→ **Task statement**: Give back every line exactly as it appears, pictures excluded.
__________
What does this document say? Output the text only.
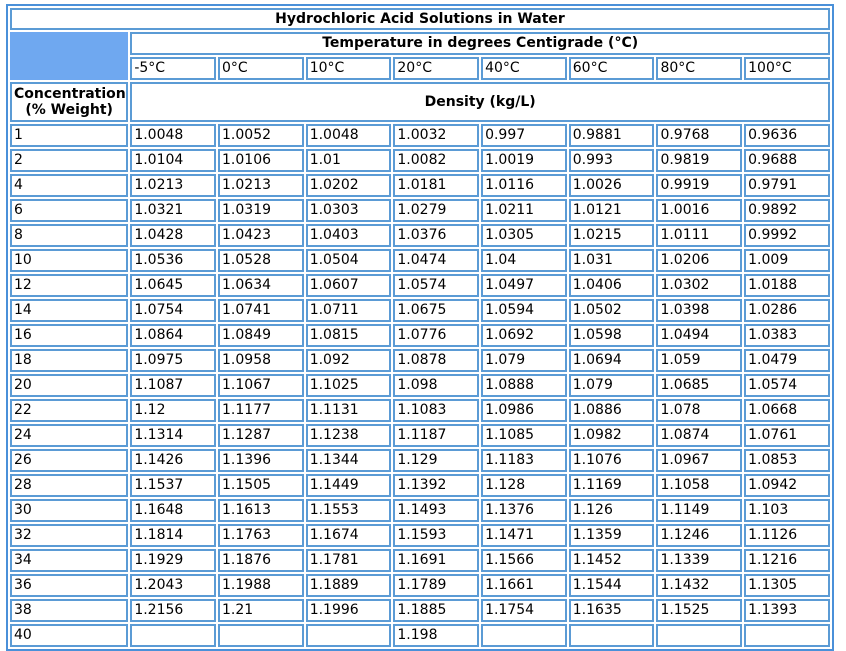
Hydrochloric Acid Solutions in Water								
	Temperature in degrees Centigrade (°C)							
	-5°C	0°C	10°C	20°C	40°C	60°C	80°C	100°C
Concentration (% Weight)	Density (kg/L)							
1	1.0048	1.0052	1.0048	1.0032	0.997	0.9881	0.9768	0.9636
2	1.0104	1.0106	1.01	1.0082	1.0019	0.993	0.9819	0.9688
4	1.0213	1.0213	1.0202	1.0181	1.0116	1.0026	0.9919	0.9791
6	1.0321	1.0319	1.0303	1.0279	1.0211	1.0121	1.0016	0.9892
8	1.0428	1.0423	1.0403	1.0376	1.0305	1.0215	1.0111	0.9992
10	1.0536	1.0528	1.0504	1.0474	1.04	1.031	1.0206	1.009
12	1.0645	1.0634	1.0607	1.0574	1.0497	1.0406	1.0302	1.0188
14	1.0754	1.0741	1.0711	1.0675	1.0594	1.0502	1.0398	1.0286
16	1.0864	1.0849	1.0815	1.0776	1.0692	1.0598	1.0494	1.0383
18	1.0975	1.0958	1.092	1.0878	1.079	1.0694	1.059	1.0479
20	1.1087	1.1067	1.1025	1.098	1.0888	1.079	1.0685	1.0574
22	1.12	1.1177	1.1131	1.1083	1.0986	1.0886	1.078	1.0668
24	1.1314	1.1287	1.1238	1.1187	1.1085	1.0982	1.0874	1.0761
26	1.1426	1.1396	1.1344	1.129	1.1183	1.1076	1.0967	1.0853
28	1.1537	1.1505	1.1449	1.1392	1.128	1.1169	1.1058	1.0942
30	1.1648	1.1613	1.1553	1.1493	1.1376	1.126	1.1149	1.103
32	1.1814	1.1763	1.1674	1.1593	1.1471	1.1359	1.1246	1.1126
34	1.1929	1.1876	1.1781	1.1691	1.1566	1.1452	1.1339	1.1216
36	1.2043	1.1988	1.1889	1.1789	1.1661	1.1544	1.1432	1.1305
38	1.2156	1.21	1.1996	1.1885	1.1754	1.1635	1.1525	1.1393
40				1.198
__________
→ **Complete answer**:
What does this document say? Output the text only.
Hydrochloric Acid Solutions in Water								
	Temperature in degrees Centigrade (°C)							
	-5°C	0°C	10°C	20°C	40°C	60°C	80°C	100°C
Concentration (% Weight)	Density (kg/L)							
1	1.0048	1.0052	1.0048	1.0032	0.997	0.9881	0.9768	0.9636
2	1.0104	1.0106	1.01	1.0082	1.0019	0.993	0.9819	0.9688
4	1.0213	1.0213	1.0202	1.0181	1.0116	1.0026	0.9919	0.9791
6	1.0321	1.0319	1.0303	1.0279	1.0211	1.0121	1.0016	0.9892
8	1.0428	1.0423	1.0403	1.0376	1.0305	1.0215	1.0111	0.9992
10	1.0536	1.0528	1.0504	1.0474	1.04	1.031	1.0206	1.009
12	1.0645	1.0634	1.0607	1.0574	1.0497	1.0406	1.0302	1.0188
14	1.0754	1.0741	1.0711	1.0675	1.0594	1.0502	1.0398	1.0286
16	1.0864	1.0849	1.0815	1.0776	1.0692	1.0598	1.0494	1.0383
18	1.0975	1.0958	1.092	1.0878	1.079	1.0694	1.059	1.0479
20	1.1087	1.1067	1.1025	1.098	1.0888	1.079	1.0685	1.0574
22	1.12	1.1177	1.1131	1.1083	1.0986	1.0886	1.078	1.0668
24	1.1314	1.1287	1.1238	1.1187	1.1085	1.0982	1.0874	1.0761
26	1.1426	1.1396	1.1344	1.129	1.1183	1.1076	1.0967	1.0853
28	1.1537	1.1505	1.1449	1.1392	1.128	1.1169	1.1058	1.0942
30	1.1648	1.1613	1.1553	1.1493	1.1376	1.126	1.1149	1.103
32	1.1814	1.1763	1.1674	1.1593	1.1471	1.1359	1.1246	1.1126
34	1.1929	1.1876	1.1781	1.1691	1.1566	1.1452	1.1339	1.1216
36	1.2043	1.1988	1.1889	1.1789	1.1661	1.1544	1.1432	1.1305
38	1.2156	1.21	1.1996	1.1885	1.1754	1.1635	1.1525	1.1393
40				1.198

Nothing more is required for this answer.